** START OF TASK DATA **

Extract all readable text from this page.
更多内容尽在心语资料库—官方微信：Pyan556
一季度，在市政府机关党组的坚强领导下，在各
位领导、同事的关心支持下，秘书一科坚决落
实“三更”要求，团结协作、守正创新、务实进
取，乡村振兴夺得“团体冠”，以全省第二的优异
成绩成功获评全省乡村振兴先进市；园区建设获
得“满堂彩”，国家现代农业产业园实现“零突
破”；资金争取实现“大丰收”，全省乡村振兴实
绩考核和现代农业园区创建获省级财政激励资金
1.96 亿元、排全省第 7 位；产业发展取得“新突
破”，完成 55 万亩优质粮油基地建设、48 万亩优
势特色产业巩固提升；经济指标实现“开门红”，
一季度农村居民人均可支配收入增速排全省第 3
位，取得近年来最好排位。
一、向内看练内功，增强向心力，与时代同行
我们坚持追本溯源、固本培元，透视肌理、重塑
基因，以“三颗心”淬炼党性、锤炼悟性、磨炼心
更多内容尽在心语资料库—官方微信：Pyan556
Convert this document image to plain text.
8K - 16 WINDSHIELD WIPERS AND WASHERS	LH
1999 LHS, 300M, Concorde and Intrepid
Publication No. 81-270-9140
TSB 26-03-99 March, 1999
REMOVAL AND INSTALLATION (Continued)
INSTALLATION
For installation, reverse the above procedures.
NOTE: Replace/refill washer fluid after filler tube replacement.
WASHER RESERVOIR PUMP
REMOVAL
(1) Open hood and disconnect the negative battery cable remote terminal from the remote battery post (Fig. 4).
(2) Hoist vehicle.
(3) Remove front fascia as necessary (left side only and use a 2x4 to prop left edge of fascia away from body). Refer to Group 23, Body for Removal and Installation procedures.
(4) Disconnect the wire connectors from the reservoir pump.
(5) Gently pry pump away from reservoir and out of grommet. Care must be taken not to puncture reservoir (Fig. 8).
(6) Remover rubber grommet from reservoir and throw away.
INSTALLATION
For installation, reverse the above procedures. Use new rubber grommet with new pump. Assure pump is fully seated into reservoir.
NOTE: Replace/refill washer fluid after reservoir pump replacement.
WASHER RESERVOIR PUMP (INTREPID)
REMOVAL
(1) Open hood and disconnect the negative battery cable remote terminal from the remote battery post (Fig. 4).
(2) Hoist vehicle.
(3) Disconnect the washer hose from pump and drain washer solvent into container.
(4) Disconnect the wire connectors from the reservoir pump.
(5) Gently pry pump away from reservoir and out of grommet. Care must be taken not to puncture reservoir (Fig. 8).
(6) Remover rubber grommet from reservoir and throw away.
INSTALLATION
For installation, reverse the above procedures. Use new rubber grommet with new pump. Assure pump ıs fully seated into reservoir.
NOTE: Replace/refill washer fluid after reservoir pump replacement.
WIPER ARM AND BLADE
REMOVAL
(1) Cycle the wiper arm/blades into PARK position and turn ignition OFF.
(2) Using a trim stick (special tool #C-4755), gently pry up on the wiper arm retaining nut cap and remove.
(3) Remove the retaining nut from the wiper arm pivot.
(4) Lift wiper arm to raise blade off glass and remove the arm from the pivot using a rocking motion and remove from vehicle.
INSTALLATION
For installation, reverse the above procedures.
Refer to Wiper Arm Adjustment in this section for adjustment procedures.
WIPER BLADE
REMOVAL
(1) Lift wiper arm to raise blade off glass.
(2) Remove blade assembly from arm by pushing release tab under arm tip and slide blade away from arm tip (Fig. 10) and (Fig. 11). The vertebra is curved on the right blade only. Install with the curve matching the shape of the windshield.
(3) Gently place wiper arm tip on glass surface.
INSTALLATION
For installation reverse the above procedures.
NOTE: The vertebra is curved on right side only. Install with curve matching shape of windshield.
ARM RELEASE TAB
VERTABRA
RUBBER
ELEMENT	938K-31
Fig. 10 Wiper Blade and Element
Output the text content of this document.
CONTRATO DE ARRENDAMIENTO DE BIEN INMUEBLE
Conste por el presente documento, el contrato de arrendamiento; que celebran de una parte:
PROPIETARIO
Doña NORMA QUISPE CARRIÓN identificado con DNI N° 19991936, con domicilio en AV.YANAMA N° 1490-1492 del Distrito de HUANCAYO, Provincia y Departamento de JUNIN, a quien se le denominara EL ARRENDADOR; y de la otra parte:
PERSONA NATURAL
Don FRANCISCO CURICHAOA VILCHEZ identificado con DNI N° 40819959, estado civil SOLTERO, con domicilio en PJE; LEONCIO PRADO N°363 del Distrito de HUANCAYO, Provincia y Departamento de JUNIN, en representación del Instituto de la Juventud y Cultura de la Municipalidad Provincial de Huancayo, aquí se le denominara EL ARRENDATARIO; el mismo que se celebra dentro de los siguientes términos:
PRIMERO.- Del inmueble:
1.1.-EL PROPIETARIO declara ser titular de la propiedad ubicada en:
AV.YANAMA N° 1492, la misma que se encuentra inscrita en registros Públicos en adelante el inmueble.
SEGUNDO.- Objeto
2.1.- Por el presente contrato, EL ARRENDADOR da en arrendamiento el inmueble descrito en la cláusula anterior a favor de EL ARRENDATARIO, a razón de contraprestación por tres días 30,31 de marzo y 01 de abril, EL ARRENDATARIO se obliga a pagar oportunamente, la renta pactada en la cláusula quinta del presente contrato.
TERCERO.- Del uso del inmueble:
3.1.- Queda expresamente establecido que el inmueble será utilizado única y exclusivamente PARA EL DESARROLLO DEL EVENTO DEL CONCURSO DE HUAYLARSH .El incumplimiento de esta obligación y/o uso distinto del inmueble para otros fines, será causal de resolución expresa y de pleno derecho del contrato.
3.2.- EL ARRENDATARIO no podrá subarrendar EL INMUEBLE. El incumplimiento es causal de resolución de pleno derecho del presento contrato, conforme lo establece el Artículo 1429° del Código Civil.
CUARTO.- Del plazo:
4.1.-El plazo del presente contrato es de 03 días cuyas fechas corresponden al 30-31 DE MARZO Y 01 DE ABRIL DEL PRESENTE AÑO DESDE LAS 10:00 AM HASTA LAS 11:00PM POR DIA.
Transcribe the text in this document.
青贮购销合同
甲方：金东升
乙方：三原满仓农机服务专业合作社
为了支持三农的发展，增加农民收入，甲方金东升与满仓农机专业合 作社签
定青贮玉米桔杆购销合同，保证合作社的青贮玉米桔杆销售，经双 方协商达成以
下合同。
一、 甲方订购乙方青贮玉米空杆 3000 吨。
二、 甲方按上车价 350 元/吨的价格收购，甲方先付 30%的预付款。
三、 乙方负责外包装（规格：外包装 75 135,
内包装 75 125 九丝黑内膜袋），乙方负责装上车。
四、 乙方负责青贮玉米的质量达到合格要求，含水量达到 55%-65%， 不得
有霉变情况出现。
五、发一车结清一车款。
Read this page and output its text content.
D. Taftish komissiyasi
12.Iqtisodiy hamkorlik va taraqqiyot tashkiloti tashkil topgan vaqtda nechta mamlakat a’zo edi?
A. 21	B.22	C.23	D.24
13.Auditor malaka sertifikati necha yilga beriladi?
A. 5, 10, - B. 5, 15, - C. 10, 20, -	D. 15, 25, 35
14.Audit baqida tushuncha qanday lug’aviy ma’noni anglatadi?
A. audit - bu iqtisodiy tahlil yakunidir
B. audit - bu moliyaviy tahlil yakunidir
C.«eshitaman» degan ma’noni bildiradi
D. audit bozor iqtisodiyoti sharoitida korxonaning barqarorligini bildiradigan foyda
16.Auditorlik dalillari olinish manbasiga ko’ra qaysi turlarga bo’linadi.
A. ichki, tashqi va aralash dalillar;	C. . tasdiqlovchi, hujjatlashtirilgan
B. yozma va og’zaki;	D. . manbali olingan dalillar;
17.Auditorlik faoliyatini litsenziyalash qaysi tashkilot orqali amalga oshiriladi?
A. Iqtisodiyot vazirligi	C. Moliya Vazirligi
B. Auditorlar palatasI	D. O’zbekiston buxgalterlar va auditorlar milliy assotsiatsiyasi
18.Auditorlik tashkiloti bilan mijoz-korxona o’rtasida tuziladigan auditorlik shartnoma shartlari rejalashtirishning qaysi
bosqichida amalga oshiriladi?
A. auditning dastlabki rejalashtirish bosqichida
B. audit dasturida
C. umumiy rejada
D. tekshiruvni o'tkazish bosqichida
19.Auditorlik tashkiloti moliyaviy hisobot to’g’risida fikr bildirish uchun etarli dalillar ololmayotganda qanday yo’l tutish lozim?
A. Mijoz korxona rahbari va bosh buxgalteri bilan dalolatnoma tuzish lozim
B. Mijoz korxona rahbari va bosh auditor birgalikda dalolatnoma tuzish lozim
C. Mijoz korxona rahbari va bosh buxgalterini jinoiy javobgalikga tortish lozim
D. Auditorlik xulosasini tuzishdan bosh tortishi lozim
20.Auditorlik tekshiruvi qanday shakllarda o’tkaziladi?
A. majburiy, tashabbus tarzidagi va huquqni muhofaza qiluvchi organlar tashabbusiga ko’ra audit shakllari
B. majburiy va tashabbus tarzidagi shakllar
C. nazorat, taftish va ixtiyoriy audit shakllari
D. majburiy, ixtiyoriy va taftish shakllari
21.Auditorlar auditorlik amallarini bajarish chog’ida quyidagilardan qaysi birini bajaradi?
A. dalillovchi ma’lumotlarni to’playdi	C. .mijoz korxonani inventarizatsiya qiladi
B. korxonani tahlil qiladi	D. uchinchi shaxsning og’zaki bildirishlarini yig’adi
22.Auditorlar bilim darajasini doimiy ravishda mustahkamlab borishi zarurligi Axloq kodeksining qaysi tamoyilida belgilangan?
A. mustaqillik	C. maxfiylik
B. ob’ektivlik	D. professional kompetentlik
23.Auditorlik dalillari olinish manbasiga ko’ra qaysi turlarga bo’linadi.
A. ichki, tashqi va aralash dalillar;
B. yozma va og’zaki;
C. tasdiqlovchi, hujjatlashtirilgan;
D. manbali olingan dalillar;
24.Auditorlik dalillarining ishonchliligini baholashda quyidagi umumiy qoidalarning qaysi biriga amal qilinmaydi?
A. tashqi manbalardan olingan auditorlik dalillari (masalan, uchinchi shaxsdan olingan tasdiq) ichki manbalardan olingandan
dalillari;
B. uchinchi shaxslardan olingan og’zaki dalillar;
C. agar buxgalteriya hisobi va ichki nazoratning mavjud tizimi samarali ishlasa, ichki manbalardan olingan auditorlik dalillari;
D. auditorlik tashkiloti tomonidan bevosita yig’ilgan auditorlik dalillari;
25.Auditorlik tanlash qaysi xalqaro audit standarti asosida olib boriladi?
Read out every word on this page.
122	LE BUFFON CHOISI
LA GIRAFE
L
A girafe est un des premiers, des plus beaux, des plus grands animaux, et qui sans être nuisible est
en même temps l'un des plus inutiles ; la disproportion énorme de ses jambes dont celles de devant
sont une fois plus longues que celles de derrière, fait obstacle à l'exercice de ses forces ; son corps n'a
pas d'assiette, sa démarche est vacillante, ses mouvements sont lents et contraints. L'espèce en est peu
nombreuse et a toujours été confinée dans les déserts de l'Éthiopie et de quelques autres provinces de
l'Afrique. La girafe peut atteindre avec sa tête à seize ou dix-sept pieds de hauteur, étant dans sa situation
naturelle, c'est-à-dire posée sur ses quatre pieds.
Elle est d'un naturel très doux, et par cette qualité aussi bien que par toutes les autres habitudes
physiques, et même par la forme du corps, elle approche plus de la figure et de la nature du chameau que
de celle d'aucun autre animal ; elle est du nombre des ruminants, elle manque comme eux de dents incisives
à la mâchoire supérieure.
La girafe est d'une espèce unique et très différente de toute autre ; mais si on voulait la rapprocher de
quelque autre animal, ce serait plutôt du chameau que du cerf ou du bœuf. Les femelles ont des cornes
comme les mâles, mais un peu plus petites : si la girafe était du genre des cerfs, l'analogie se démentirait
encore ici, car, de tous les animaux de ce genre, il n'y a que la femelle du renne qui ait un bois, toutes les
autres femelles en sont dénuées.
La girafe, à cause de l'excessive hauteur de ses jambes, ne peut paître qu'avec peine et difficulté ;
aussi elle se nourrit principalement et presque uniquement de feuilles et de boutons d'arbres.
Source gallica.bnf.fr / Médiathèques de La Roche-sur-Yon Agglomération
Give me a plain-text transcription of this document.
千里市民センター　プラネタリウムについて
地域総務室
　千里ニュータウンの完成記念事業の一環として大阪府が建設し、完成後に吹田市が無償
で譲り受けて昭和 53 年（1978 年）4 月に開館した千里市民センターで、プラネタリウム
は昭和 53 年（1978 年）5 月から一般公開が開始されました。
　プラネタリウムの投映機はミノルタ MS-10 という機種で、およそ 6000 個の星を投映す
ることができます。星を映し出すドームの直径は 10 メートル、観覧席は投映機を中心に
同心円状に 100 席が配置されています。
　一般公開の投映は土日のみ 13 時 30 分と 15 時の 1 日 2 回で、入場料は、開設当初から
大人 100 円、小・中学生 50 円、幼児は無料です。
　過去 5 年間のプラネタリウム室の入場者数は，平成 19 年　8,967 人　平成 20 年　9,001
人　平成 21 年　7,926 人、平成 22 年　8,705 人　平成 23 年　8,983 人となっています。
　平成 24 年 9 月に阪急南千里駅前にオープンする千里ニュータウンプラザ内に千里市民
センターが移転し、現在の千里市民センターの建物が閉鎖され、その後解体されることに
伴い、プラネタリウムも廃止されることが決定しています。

** END OF TASK DATA **

_WHAT YOU NEED TO DO_.
Wherever a line in the data above holds "this", copy that line.

_ANSWER IN FULL_.
Extract all readable text from this page.
Convert this document image to plain text.
Refer to Wiper Arm Adjustment in this section for adjustment procedures.
Output the text content of this document.
Transcribe the text in this document.
Read this page and output its text content.
Read out every word on this page.
Give me a plain-text transcription of this document.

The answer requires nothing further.